Write out exactly the lines from the one containing "Read this page and output its text content." through the last line of the records below, including both.

Extracted data entries
# # #

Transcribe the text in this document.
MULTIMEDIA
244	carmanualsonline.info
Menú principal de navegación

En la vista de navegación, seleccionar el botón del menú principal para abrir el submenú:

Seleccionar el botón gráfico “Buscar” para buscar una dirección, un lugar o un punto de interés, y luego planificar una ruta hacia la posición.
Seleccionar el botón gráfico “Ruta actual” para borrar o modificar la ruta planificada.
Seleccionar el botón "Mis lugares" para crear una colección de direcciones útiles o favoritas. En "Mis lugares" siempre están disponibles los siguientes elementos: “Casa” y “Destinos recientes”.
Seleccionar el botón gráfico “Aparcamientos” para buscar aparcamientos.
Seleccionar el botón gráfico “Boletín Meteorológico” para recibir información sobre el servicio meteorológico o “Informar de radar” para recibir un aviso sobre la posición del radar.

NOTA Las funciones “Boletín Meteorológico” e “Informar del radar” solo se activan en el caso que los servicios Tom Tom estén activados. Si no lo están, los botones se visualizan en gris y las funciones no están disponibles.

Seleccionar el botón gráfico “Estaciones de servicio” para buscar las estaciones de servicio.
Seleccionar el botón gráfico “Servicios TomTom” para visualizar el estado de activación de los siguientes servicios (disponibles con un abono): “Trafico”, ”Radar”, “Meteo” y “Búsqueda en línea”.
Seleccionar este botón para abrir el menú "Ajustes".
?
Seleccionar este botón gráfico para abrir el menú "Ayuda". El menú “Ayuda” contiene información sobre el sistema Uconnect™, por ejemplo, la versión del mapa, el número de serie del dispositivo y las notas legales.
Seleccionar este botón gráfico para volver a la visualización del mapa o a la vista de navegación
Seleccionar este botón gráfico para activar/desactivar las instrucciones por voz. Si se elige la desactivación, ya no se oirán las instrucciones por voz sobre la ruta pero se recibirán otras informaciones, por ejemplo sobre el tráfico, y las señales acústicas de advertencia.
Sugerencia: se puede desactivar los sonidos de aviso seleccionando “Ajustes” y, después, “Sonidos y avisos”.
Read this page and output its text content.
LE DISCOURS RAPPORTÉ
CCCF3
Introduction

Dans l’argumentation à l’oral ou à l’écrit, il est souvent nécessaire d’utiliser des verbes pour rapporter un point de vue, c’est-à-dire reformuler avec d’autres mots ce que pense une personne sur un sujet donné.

# # #

_EXERCISE RESULT_
Read this page and output its text content.
LE DISCOURS RAPPORTÉ
CCCF3
Introduction

Dans l’argumentation à l’oral ou à l’écrit, il est souvent nécessaire d’utiliser des verbes pour rapporter un point de vue, c’est-à-dire reformuler avec d’autres mots ce que pense une personne sur un sujet donné.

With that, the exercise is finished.